▶ **MATERIAL FOR THE TASK**:
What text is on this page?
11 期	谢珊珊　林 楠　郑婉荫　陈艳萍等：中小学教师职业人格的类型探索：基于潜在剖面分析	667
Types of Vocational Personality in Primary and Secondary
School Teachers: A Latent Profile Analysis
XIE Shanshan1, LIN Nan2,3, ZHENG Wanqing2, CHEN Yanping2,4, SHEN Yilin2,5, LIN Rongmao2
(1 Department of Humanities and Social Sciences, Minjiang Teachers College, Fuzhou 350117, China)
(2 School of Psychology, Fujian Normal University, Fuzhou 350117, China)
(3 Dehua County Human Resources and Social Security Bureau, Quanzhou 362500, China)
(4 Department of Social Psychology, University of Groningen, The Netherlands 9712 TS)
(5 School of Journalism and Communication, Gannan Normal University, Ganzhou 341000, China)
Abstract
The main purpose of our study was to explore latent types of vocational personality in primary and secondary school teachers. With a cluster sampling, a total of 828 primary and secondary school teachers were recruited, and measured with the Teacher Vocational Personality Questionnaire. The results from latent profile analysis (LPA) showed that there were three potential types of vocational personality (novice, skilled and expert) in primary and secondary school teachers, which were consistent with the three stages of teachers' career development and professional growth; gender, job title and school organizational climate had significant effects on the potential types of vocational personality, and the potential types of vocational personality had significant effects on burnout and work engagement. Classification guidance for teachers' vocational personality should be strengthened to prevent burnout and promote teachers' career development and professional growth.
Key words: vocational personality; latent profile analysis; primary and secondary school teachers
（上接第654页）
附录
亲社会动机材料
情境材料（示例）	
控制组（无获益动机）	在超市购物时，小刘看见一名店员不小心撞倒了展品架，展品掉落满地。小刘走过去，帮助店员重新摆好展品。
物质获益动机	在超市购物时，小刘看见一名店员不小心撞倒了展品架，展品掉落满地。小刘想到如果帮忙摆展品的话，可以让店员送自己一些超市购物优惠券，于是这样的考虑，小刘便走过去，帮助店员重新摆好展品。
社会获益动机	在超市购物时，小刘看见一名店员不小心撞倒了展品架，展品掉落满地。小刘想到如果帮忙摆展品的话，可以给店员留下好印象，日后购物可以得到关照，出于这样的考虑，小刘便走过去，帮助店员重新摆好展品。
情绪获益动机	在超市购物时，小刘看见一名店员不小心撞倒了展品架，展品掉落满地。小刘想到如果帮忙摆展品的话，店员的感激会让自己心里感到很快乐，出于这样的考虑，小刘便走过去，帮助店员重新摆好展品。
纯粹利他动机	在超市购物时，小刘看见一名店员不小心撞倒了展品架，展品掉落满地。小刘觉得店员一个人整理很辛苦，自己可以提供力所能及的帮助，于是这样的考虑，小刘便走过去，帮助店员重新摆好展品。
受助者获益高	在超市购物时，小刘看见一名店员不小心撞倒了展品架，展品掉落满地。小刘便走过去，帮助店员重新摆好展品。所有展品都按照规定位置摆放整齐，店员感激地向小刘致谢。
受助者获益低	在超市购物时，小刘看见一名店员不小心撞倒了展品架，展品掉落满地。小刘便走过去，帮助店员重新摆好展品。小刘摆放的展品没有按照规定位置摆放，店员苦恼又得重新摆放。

▶ **WHAT YOU SHOULD DO**:
Give the entries once more, exactly as they appear.

▶ **REPLY**:
What text is on this page?
11 期	谢珊珊　林 楠　郑婉荫　陈艳萍等：中小学教师职业人格的类型探索：基于潜在剖面分析	667
Types of Vocational Personality in Primary and Secondary
School Teachers: A Latent Profile Analysis
XIE Shanshan1, LIN Nan2,3, ZHENG Wanqing2, CHEN Yanping2,4, SHEN Yilin2,5, LIN Rongmao2
(1 Department of Humanities and Social Sciences, Minjiang Teachers College, Fuzhou 350117, China)
(2 School of Psychology, Fujian Normal University, Fuzhou 350117, China)
(3 Dehua County Human Resources and Social Security Bureau, Quanzhou 362500, China)
(4 Department of Social Psychology, University of Groningen, The Netherlands 9712 TS)
(5 School of Journalism and Communication, Gannan Normal University, Ganzhou 341000, China)
Abstract
The main purpose of our study was to explore latent types of vocational personality in primary and secondary school teachers. With a cluster sampling, a total of 828 primary and secondary school teachers were recruited, and measured with the Teacher Vocational Personality Questionnaire. The results from latent profile analysis (LPA) showed that there were three potential types of vocational personality (novice, skilled and expert) in primary and secondary school teachers, which were consistent with the three stages of teachers' career development and professional growth; gender, job title and school organizational climate had significant effects on the potential types of vocational personality, and the potential types of vocational personality had significant effects on burnout and work engagement. Classification guidance for teachers' vocational personality should be strengthened to prevent burnout and promote teachers' career development and professional growth.
Key words: vocational personality; latent profile analysis; primary and secondary school teachers
（上接第654页）
附录
亲社会动机材料
情境材料（示例）	
控制组（无获益动机）	在超市购物时，小刘看见一名店员不小心撞倒了展品架，展品掉落满地。小刘走过去，帮助店员重新摆好展品。
物质获益动机	在超市购物时，小刘看见一名店员不小心撞倒了展品架，展品掉落满地。小刘想到如果帮忙摆展品的话，可以让店员送自己一些超市购物优惠券，于是这样的考虑，小刘便走过去，帮助店员重新摆好展品。
社会获益动机	在超市购物时，小刘看见一名店员不小心撞倒了展品架，展品掉落满地。小刘想到如果帮忙摆展品的话，可以给店员留下好印象，日后购物可以得到关照，出于这样的考虑，小刘便走过去，帮助店员重新摆好展品。
情绪获益动机	在超市购物时，小刘看见一名店员不小心撞倒了展品架，展品掉落满地。小刘想到如果帮忙摆展品的话，店员的感激会让自己心里感到很快乐，出于这样的考虑，小刘便走过去，帮助店员重新摆好展品。
纯粹利他动机	在超市购物时，小刘看见一名店员不小心撞倒了展品架，展品掉落满地。小刘觉得店员一个人整理很辛苦，自己可以提供力所能及的帮助，于是这样的考虑，小刘便走过去，帮助店员重新摆好展品。
受助者获益高	在超市购物时，小刘看见一名店员不小心撞倒了展品架，展品掉落满地。小刘便走过去，帮助店员重新摆好展品。所有展品都按照规定位置摆放整齐，店员感激地向小刘致谢。
受助者获益低	在超市购物时，小刘看见一名店员不小心撞倒了展品架，展品掉落满地。小刘便走过去，帮助店员重新摆好展品。小刘摆放的展品没有按照规定位置摆放，店员苦恼又得重新摆放。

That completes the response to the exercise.